Leave out the pictures and return every entry exactly as it appears.

+++ INPUT ROWS +++

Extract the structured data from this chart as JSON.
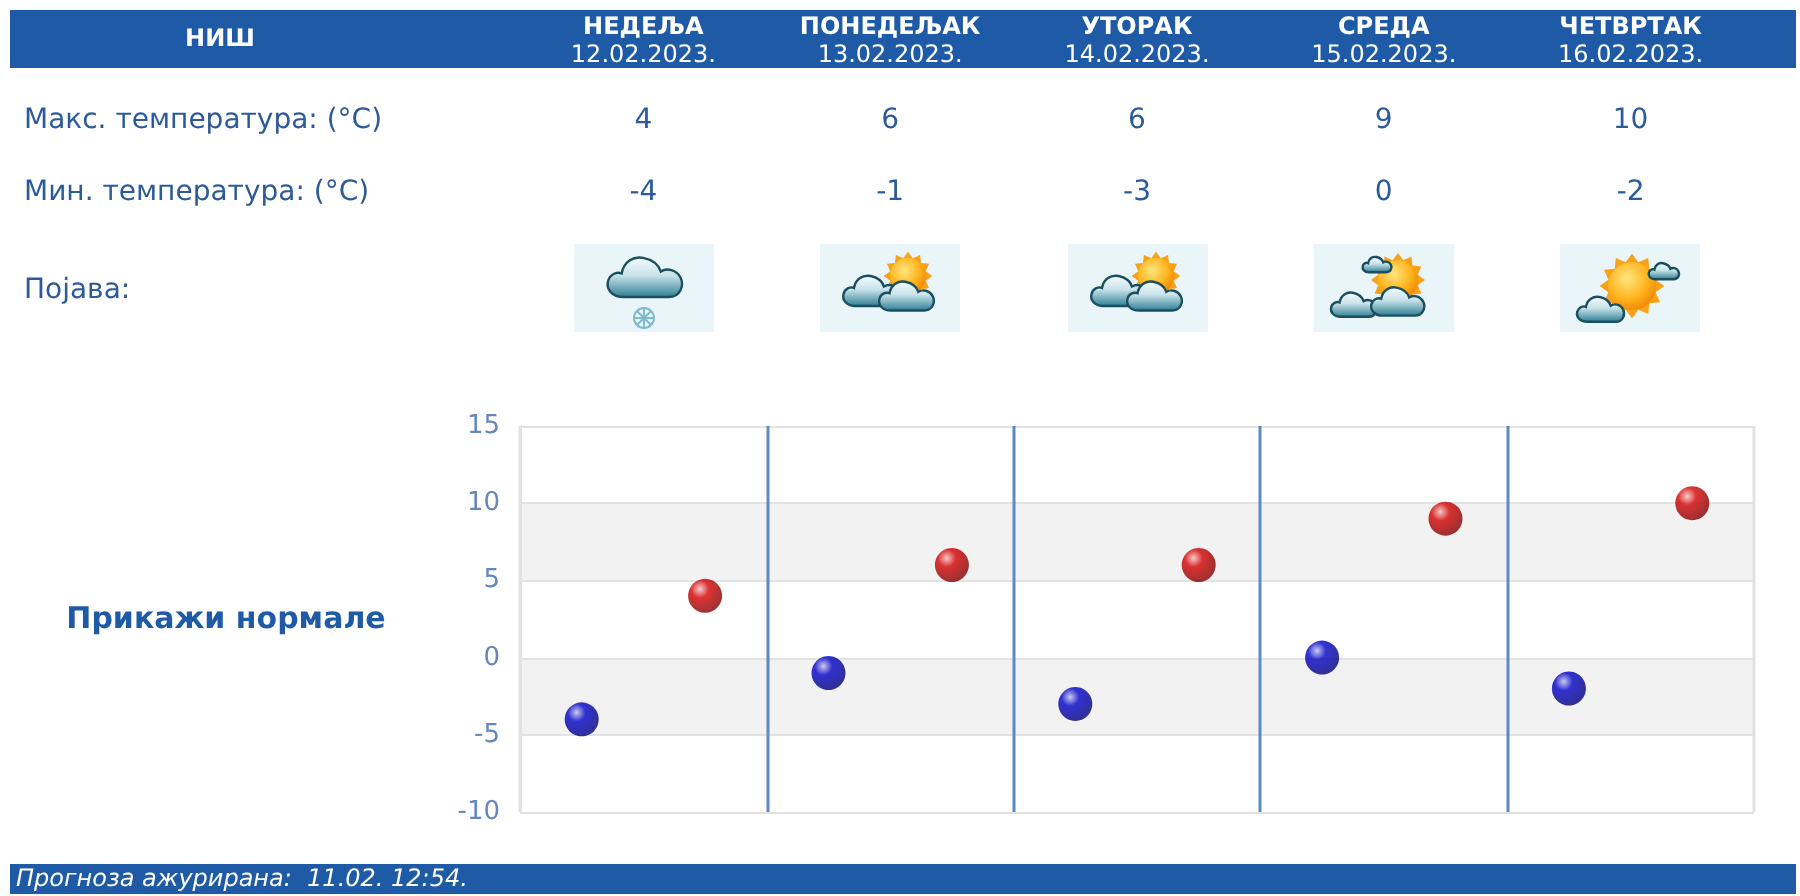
{
  "chart_data": [
    {
      "type": "other",
      "title": "НИШ",
      "categories": [
        "НЕДЕЉА\n12.02.2023.",
        "ПОНЕДЕЉАК\n13.02.2023.",
        "УТОРАК\n14.02.2023.",
        "СРЕДА\n15.02.2023.",
        "ЧЕТВРТАК\n16.02.2023."
      ],
      "series": [
        {
          "name": "Макс. температура: (°C)",
          "values": [
            4,
            6,
            6,
            9,
            10
          ]
        },
        {
          "name": "Мин. температура: (°C)",
          "values": [
            -4,
            -1,
            -3,
            0,
            -2
          ]
        }
      ],
      "data_labels": true,
      "annotations": [
        "Појава:"
      ]
    },
    {
      "type": "scatter",
      "categories": [
        null,
        null,
        null,
        null,
        null
      ],
      "series": [
        {
          "color": "#d40000",
          "values": [
            4,
            6,
            6,
            9,
            10
          ]
        },
        {
          "color": "#0000c8",
          "values": [
            -4,
            -1,
            -3,
            0,
            -2
          ]
        }
      ],
      "ylim": [
        -10,
        15
      ],
      "yticks": [
        -10,
        -5,
        0,
        5,
        10,
        15
      ],
      "grid": true,
      "marker": "circle",
      "tick_labels": "y",
      "annotations": [
        "Прикажи нормале",
        "Прогноза ажурирана:  11.02. 12:54."
      ]
    }
  ]
}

+++

**ANSWER TO THIS PROBLEM**
Extract the structured data from this chart as JSON.
{
  "chart_data": [
    {
      "type": "other",
      "title": "НИШ",
      "categories": [
        "НЕДЕЉА\n12.02.2023.",
        "ПОНЕДЕЉАК\n13.02.2023.",
        "УТОРАК\n14.02.2023.",
        "СРЕДА\n15.02.2023.",
        "ЧЕТВРТАК\n16.02.2023."
      ],
      "series": [
        {
          "name": "Макс. температура: (°C)",
          "values": [
            4,
            6,
            6,
            9,
            10
          ]
        },
        {
          "name": "Мин. температура: (°C)",
          "values": [
            -4,
            -1,
            -3,
            0,
            -2
          ]
        }
      ],
      "data_labels": true,
      "annotations": [
        "Појава:"
      ]
    },
    {
      "type": "scatter",
      "categories": [
        null,
        null,
        null,
        null,
        null
      ],
      "series": [
        {
          "color": "#d40000",
          "values": [
            4,
            6,
            6,
            9,
            10
          ]
        },
        {
          "color": "#0000c8",
          "values": [
            -4,
            -1,
            -3,
            0,
            -2
          ]
        }
      ],
      "ylim": [
        -10,
        15
      ],
      "yticks": [
        -10,
        -5,
        0,
        5,
        10,
        15
      ],
      "grid": true,
      "marker": "circle",
      "tick_labels": "y",
      "annotations": [
        "Прикажи нормале",
        "Прогноза ажурирана:  11.02. 12:54."
      ]
    }
  ]
}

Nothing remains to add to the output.